BEGIN

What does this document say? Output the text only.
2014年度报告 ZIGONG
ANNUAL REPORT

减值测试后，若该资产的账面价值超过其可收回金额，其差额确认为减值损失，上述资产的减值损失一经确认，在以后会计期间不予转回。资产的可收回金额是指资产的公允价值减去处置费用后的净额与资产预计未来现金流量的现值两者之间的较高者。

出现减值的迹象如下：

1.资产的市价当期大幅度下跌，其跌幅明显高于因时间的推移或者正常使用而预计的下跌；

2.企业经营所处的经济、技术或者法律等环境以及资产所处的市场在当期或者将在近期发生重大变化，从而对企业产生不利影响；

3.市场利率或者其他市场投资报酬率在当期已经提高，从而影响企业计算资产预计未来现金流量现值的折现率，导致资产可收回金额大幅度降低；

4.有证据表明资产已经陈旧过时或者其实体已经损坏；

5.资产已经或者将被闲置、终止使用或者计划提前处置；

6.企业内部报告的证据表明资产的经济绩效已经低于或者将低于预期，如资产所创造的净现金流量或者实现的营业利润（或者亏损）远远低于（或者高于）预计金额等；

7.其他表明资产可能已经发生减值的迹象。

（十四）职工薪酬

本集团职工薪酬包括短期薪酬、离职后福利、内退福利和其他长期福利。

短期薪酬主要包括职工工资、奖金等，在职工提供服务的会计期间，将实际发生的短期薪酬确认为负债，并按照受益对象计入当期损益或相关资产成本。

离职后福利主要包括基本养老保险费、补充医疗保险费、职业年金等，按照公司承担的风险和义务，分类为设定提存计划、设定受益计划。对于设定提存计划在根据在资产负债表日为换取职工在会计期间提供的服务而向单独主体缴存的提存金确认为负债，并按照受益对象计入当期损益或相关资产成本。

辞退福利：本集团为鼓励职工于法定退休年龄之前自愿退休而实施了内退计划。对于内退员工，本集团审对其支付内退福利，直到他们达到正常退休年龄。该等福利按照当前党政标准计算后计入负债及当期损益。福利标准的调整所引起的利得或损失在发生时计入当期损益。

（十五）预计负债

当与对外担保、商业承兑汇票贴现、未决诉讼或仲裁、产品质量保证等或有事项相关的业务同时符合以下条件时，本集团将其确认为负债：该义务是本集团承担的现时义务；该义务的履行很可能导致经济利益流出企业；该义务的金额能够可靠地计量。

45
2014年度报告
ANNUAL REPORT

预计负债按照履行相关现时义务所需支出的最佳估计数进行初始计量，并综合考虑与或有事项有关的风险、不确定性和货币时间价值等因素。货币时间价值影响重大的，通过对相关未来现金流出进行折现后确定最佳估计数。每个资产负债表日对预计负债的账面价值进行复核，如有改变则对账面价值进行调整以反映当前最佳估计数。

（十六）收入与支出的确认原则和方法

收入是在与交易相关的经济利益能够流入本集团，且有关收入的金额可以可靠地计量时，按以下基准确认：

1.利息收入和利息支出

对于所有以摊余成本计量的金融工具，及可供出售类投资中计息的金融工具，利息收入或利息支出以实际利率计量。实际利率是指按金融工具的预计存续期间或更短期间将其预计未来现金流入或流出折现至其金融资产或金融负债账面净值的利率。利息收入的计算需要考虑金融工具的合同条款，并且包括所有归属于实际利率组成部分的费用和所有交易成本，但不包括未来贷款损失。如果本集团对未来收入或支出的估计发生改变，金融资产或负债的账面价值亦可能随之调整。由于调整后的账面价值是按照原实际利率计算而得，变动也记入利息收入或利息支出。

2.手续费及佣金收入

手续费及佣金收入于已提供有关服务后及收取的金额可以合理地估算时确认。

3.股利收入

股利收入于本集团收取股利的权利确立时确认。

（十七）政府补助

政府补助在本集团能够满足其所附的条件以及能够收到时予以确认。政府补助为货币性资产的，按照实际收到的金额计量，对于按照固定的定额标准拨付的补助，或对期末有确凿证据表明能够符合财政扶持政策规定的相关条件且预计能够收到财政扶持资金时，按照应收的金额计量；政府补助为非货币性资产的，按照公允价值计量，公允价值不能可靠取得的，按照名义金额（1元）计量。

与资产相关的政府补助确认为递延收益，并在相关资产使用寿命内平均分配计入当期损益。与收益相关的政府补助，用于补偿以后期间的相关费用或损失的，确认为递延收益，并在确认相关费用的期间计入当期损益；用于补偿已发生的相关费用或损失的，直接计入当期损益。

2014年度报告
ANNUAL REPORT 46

END

Work to do:
Exactly as shown above, return every record.

Problem solution:
What does this document say? Output the text only.
2014年度报告 ZIGONG
ANNUAL REPORT

减值测试后，若该资产的账面价值超过其可收回金额，其差额确认为减值损失，上述资产的减值损失一经确认，在以后会计期间不予转回。资产的可收回金额是指资产的公允价值减去处置费用后的净额与资产预计未来现金流量的现值两者之间的较高者。

出现减值的迹象如下：

1.资产的市价当期大幅度下跌，其跌幅明显高于因时间的推移或者正常使用而预计的下跌；

2.企业经营所处的经济、技术或者法律等环境以及资产所处的市场在当期或者将在近期发生重大变化，从而对企业产生不利影响；

3.市场利率或者其他市场投资报酬率在当期已经提高，从而影响企业计算资产预计未来现金流量现值的折现率，导致资产可收回金额大幅度降低；

4.有证据表明资产已经陈旧过时或者其实体已经损坏；

5.资产已经或者将被闲置、终止使用或者计划提前处置；

6.企业内部报告的证据表明资产的经济绩效已经低于或者将低于预期，如资产所创造的净现金流量或者实现的营业利润（或者亏损）远远低于（或者高于）预计金额等；

7.其他表明资产可能已经发生减值的迹象。

（十四）职工薪酬

本集团职工薪酬包括短期薪酬、离职后福利、内退福利和其他长期福利。

短期薪酬主要包括职工工资、奖金等，在职工提供服务的会计期间，将实际发生的短期薪酬确认为负债，并按照受益对象计入当期损益或相关资产成本。

离职后福利主要包括基本养老保险费、补充医疗保险费、职业年金等，按照公司承担的风险和义务，分类为设定提存计划、设定受益计划。对于设定提存计划在根据在资产负债表日为换取职工在会计期间提供的服务而向单独主体缴存的提存金确认为负债，并按照受益对象计入当期损益或相关资产成本。

辞退福利：本集团为鼓励职工于法定退休年龄之前自愿退休而实施了内退计划。对于内退员工，本集团审对其支付内退福利，直到他们达到正常退休年龄。该等福利按照当前党政标准计算后计入负债及当期损益。福利标准的调整所引起的利得或损失在发生时计入当期损益。

（十五）预计负债

当与对外担保、商业承兑汇票贴现、未决诉讼或仲裁、产品质量保证等或有事项相关的业务同时符合以下条件时，本集团将其确认为负债：该义务是本集团承担的现时义务；该义务的履行很可能导致经济利益流出企业；该义务的金额能够可靠地计量。

45
2014年度报告
ANNUAL REPORT

预计负债按照履行相关现时义务所需支出的最佳估计数进行初始计量，并综合考虑与或有事项有关的风险、不确定性和货币时间价值等因素。货币时间价值影响重大的，通过对相关未来现金流出进行折现后确定最佳估计数。每个资产负债表日对预计负债的账面价值进行复核，如有改变则对账面价值进行调整以反映当前最佳估计数。

（十六）收入与支出的确认原则和方法

收入是在与交易相关的经济利益能够流入本集团，且有关收入的金额可以可靠地计量时，按以下基准确认：

1.利息收入和利息支出

对于所有以摊余成本计量的金融工具，及可供出售类投资中计息的金融工具，利息收入或利息支出以实际利率计量。实际利率是指按金融工具的预计存续期间或更短期间将其预计未来现金流入或流出折现至其金融资产或金融负债账面净值的利率。利息收入的计算需要考虑金融工具的合同条款，并且包括所有归属于实际利率组成部分的费用和所有交易成本，但不包括未来贷款损失。如果本集团对未来收入或支出的估计发生改变，金融资产或负债的账面价值亦可能随之调整。由于调整后的账面价值是按照原实际利率计算而得，变动也记入利息收入或利息支出。

2.手续费及佣金收入

手续费及佣金收入于已提供有关服务后及收取的金额可以合理地估算时确认。

3.股利收入

股利收入于本集团收取股利的权利确立时确认。

（十七）政府补助

政府补助在本集团能够满足其所附的条件以及能够收到时予以确认。政府补助为货币性资产的，按照实际收到的金额计量，对于按照固定的定额标准拨付的补助，或对期末有确凿证据表明能够符合财政扶持政策规定的相关条件且预计能够收到财政扶持资金时，按照应收的金额计量；政府补助为非货币性资产的，按照公允价值计量，公允价值不能可靠取得的，按照名义金额（1元）计量。

与资产相关的政府补助确认为递延收益，并在相关资产使用寿命内平均分配计入当期损益。与收益相关的政府补助，用于补偿以后期间的相关费用或损失的，确认为递延收益，并在确认相关费用的期间计入当期损益；用于补偿已发生的相关费用或损失的，直接计入当期损益。

2014年度报告
ANNUAL REPORT 46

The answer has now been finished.